# REQUIRED WORK:
In the listing below, find every line containing "color" and copy it out.

** start THE INPUT **

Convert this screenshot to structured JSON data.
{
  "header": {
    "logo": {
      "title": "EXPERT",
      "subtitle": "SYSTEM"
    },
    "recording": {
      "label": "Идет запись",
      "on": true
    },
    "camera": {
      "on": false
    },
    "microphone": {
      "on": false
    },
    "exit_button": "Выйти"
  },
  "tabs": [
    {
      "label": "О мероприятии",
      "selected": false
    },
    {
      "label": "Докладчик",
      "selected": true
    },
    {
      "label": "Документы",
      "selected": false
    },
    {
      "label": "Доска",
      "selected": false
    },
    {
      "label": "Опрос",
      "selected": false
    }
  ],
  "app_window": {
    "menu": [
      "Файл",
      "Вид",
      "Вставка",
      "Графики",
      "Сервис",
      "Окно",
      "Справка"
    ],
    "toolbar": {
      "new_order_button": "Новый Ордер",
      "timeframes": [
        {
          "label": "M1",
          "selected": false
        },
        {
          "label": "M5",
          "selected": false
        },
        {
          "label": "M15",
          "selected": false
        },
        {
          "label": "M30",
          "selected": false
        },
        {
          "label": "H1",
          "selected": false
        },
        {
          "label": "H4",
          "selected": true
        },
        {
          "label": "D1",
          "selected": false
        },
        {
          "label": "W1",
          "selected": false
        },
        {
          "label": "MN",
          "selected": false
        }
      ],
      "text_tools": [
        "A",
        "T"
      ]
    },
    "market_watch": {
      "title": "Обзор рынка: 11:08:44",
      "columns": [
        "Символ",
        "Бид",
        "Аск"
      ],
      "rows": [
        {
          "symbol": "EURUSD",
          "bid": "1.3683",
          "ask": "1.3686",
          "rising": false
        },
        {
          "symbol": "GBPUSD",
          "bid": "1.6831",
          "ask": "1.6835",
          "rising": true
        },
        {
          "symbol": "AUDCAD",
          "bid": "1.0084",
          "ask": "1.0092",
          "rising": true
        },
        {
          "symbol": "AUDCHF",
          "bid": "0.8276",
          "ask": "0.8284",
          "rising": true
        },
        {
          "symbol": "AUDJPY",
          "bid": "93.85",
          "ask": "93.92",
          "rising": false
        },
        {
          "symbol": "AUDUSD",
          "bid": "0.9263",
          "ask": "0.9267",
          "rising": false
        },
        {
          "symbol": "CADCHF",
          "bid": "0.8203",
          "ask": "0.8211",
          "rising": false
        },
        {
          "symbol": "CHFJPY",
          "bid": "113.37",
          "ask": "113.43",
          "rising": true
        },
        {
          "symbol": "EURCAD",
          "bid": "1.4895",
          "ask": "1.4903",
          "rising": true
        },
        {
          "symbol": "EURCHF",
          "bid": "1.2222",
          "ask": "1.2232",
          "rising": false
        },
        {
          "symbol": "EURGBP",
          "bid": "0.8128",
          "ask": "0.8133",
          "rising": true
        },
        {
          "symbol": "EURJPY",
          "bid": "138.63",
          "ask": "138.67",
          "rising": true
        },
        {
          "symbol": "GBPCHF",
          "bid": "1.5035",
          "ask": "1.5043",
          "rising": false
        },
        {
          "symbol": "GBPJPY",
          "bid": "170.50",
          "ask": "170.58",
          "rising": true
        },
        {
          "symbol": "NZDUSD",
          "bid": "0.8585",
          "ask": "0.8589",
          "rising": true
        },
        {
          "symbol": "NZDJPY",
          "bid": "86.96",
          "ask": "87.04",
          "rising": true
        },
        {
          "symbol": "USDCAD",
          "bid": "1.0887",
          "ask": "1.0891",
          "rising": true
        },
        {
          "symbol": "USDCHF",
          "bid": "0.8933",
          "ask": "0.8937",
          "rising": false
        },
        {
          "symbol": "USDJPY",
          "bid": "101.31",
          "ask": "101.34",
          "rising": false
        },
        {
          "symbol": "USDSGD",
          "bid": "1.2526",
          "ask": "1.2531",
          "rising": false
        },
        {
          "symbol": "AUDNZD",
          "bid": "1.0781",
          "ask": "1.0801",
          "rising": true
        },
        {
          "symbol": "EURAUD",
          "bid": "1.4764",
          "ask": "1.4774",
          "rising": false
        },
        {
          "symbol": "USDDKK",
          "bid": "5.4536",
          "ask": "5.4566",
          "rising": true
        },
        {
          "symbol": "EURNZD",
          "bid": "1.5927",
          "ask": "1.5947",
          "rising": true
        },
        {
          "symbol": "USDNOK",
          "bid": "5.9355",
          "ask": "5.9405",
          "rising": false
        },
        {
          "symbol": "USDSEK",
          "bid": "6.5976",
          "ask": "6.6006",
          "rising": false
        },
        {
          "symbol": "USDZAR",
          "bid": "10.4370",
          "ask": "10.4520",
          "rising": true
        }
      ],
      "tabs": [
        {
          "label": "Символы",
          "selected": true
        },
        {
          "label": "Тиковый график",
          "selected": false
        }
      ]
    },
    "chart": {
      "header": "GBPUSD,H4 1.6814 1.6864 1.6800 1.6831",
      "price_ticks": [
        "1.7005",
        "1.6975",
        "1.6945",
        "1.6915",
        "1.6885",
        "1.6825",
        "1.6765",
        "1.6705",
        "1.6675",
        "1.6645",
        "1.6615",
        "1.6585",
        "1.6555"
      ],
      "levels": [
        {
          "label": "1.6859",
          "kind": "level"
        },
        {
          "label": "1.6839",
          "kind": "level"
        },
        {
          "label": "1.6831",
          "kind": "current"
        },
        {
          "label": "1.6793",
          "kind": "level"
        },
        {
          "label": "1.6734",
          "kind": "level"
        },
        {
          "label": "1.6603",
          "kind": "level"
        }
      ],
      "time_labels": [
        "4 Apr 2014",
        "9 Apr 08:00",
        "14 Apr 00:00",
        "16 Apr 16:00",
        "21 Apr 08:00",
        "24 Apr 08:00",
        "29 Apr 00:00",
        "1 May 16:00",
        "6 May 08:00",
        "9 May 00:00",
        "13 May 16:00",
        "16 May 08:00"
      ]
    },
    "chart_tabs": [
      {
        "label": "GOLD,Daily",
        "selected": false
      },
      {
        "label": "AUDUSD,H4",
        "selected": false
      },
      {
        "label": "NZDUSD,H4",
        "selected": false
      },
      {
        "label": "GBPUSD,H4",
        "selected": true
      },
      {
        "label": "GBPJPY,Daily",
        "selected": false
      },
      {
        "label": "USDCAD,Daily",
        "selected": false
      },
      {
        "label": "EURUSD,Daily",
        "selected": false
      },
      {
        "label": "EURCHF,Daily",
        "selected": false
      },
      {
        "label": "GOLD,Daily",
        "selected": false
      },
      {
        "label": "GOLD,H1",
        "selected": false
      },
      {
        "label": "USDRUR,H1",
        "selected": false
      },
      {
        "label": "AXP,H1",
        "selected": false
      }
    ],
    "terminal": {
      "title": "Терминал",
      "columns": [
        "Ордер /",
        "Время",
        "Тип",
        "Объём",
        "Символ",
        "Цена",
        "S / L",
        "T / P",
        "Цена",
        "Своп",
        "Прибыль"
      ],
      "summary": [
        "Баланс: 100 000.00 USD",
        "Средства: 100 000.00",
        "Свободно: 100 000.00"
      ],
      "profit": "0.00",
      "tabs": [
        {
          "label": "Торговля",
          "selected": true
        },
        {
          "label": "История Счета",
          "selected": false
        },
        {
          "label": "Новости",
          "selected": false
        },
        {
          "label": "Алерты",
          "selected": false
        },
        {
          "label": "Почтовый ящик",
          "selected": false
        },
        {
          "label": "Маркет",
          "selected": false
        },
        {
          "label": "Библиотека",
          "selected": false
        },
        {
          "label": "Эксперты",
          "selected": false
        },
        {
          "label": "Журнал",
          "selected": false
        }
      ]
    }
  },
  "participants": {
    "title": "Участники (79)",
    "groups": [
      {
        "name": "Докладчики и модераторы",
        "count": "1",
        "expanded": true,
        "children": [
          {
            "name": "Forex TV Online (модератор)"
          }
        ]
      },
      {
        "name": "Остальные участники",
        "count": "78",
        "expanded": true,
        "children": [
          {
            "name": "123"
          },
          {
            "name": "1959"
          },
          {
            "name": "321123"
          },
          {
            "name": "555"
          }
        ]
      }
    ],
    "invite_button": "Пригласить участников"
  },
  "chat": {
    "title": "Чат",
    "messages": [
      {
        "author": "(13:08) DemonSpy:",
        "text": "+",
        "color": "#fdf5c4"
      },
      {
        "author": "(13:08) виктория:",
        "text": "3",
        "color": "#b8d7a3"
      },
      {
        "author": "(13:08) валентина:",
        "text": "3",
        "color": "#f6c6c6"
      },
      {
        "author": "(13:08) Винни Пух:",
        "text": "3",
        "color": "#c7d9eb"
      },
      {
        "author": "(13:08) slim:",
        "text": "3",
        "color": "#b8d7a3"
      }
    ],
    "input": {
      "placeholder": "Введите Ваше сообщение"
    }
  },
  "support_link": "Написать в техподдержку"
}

** end THE INPUT **

# RESULT FOR THIS TASK:
        "color": "#fdf5c4"
        "color": "#b8d7a3"
        "color": "#f6c6c6"
        "color": "#c7d9eb"
        "color": "#b8d7a3"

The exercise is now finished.